Find the string "Power" in the records. Copy every line it appears in.

•••

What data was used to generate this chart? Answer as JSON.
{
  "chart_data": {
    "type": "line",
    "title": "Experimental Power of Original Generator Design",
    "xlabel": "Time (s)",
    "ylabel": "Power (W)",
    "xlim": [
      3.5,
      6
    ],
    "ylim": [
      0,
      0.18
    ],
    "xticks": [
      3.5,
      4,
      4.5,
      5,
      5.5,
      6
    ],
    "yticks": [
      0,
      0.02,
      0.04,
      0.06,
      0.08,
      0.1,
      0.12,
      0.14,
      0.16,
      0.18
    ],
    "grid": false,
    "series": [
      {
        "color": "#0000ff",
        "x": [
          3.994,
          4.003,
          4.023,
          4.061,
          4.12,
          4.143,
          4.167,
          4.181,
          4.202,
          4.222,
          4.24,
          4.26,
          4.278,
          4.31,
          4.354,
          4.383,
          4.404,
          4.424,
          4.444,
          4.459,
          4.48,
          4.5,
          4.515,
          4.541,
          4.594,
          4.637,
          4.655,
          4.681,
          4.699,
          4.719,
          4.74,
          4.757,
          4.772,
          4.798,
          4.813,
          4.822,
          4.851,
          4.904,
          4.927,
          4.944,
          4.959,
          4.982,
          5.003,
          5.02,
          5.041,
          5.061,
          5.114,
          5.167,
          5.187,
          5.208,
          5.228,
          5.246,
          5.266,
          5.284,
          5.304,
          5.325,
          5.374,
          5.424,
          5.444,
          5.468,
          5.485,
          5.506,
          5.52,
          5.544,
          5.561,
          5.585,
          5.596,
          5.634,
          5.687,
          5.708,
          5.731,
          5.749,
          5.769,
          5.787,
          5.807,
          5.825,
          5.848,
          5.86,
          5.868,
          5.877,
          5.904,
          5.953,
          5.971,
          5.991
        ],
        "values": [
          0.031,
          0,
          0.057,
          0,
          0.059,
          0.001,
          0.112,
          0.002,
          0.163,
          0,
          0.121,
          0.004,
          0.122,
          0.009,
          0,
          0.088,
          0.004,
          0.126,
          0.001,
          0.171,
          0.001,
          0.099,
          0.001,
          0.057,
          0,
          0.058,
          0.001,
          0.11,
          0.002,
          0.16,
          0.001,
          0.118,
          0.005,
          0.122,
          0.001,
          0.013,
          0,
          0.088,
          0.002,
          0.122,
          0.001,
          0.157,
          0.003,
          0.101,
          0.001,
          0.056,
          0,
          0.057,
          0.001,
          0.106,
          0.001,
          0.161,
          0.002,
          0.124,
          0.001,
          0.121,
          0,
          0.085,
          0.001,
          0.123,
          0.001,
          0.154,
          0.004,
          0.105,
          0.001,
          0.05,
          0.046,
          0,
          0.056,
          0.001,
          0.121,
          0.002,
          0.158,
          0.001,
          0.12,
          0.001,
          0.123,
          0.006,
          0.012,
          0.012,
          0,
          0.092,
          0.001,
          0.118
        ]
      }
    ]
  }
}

•••

**EXERCISE OUTPUT:**
    "title": "Experimental Power of Original Generator Design",
    "ylabel": "Power (W)",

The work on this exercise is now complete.